## Start LISTED ENTRIES
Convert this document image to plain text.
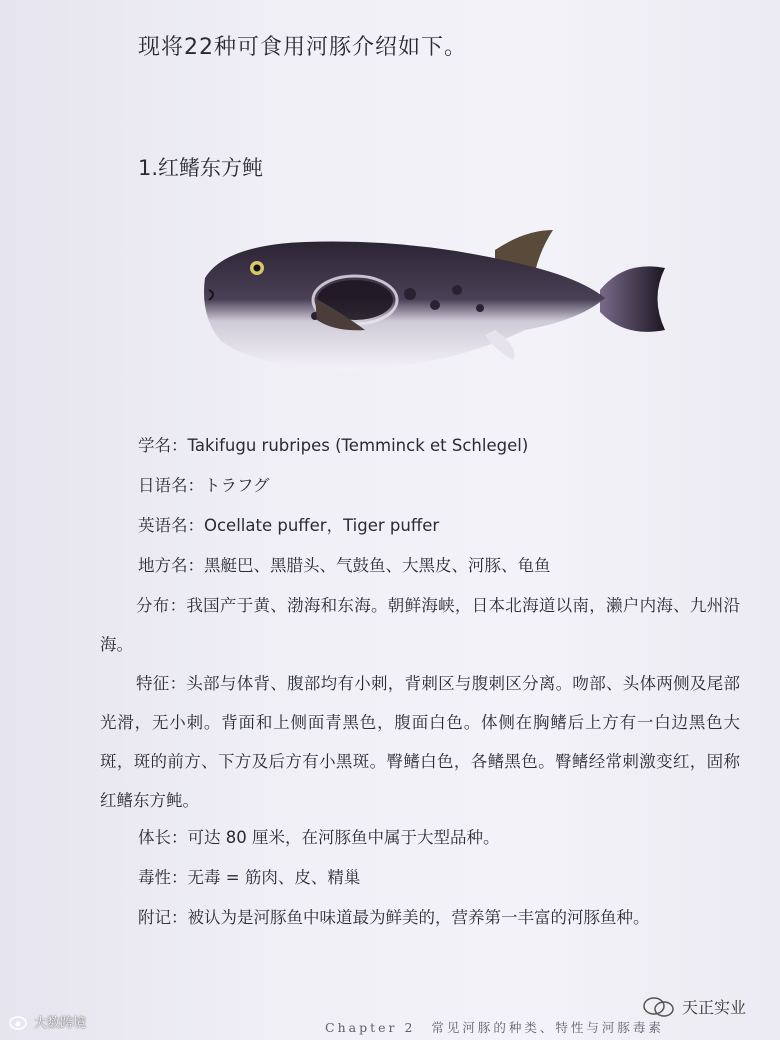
现将22种可食用河豚介绍如下。
1.红鳍东方鲀
学名：Takifugu rubripes (Temminck et Schlegel)
日语名：トラフグ
英语名：Ocellate puffer，Tiger puffer
地方名：黑艇巴、黑腊头、气鼓鱼、大黑皮、河豚、龟鱼
分布：我国产于黄、渤海和东海。朝鲜海峡，日本北海道以南，濑户内海、九州沿海。
特征：头部与体背、腹部均有小刺，背刺区与腹刺区分离。吻部、头体两侧及尾部光滑，无小刺。背面和上侧面青黑色，腹面白色。体侧在胸鳍后上方有一白边黑色大斑，斑的前方、下方及后方有小黑斑。臀鳍白色，各鳍黑色。臀鳍经常刺激变红，固称红鳍东方鲀。
体长：可达 80 厘米，在河豚鱼中属于大型品种。
毒性：无毒 = 筋肉、皮、精巢
附记：被认为是河豚鱼中味道最为鲜美的，营养第一丰富的河豚鱼种。
Chapter 2 常见河豚的种类、特性与河豚毒素
天正实业
大数跨境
## End LISTED ENTRIES
### WORK REQUIRED
Without the pictures, restate all of the entries above verbatim.

### TASK SOLUTION
Convert this document image to plain text.
现将22种可食用河豚介绍如下。
1.红鳍东方鲀
学名：Takifugu rubripes (Temminck et Schlegel)
日语名：トラフグ
英语名：Ocellate puffer，Tiger puffer
地方名：黑艇巴、黑腊头、气鼓鱼、大黑皮、河豚、龟鱼
分布：我国产于黄、渤海和东海。朝鲜海峡，日本北海道以南，濑户内海、九州沿海。
特征：头部与体背、腹部均有小刺，背刺区与腹刺区分离。吻部、头体两侧及尾部光滑，无小刺。背面和上侧面青黑色，腹面白色。体侧在胸鳍后上方有一白边黑色大斑，斑的前方、下方及后方有小黑斑。臀鳍白色，各鳍黑色。臀鳍经常刺激变红，固称红鳍东方鲀。
体长：可达 80 厘米，在河豚鱼中属于大型品种。
毒性：无毒 = 筋肉、皮、精巢
附记：被认为是河豚鱼中味道最为鲜美的，营养第一丰富的河豚鱼种。
Chapter 2 常见河豚的种类、特性与河豚毒素
天正实业
大数跨境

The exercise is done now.